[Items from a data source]
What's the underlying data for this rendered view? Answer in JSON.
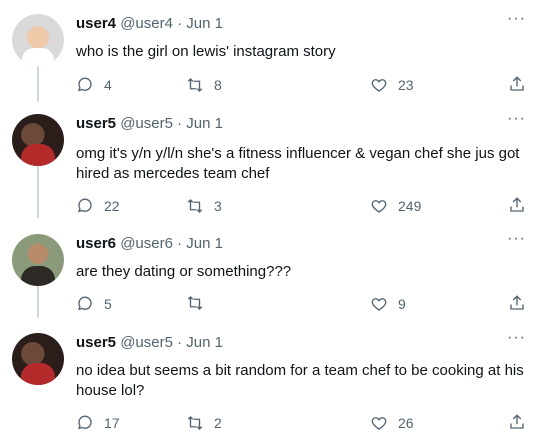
{
  "tweets": [
    {
      "name": "user4",
      "handle": "@user4",
      "date": "Jun 1",
      "text": "who is the girl on lewis' instagram story",
      "replies": "4",
      "retweets": "8",
      "likes": "23"
    },
    {
      "name": "user5",
      "handle": "@user5",
      "date": "Jun 1",
      "text": "omg it's y/n y/l/n she's a fitness influencer & vegan chef she jus got hired as mercedes team chef",
      "replies": "22",
      "retweets": "3",
      "likes": "249"
    },
    {
      "name": "user6",
      "handle": "@user6",
      "date": "Jun 1",
      "text": "are they dating or something???",
      "replies": "5",
      "retweets": "",
      "likes": "9"
    },
    {
      "name": "user5",
      "handle": "@user5",
      "date": "Jun 1",
      "text": "no idea but seems a bit random for a team chef to be cooking at his house lol?",
      "replies": "17",
      "retweets": "2",
      "likes": "26"
    }
  ],
  "ui": {
    "separator": "·",
    "more": "···"
  }
}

__Aim__: Pictures are excluded; copy all other data exactly as shown.

__Exercise solution__:
What's the underlying data for this rendered view? Answer in JSON.
{
  "tweets": [
    {
      "name": "user4",
      "handle": "@user4",
      "date": "Jun 1",
      "text": "who is the girl on lewis' instagram story",
      "replies": "4",
      "retweets": "8",
      "likes": "23"
    },
    {
      "name": "user5",
      "handle": "@user5",
      "date": "Jun 1",
      "text": "omg it's y/n y/l/n she's a fitness influencer & vegan chef she jus got hired as mercedes team chef",
      "replies": "22",
      "retweets": "3",
      "likes": "249"
    },
    {
      "name": "user6",
      "handle": "@user6",
      "date": "Jun 1",
      "text": "are they dating or something???",
      "replies": "5",
      "retweets": "",
      "likes": "9"
    },
    {
      "name": "user5",
      "handle": "@user5",
      "date": "Jun 1",
      "text": "no idea but seems a bit random for a team chef to be cooking at his house lol?",
      "replies": "17",
      "retweets": "2",
      "likes": "26"
    }
  ],
  "ui": {
    "separator": "·",
    "more": "···"
  }
}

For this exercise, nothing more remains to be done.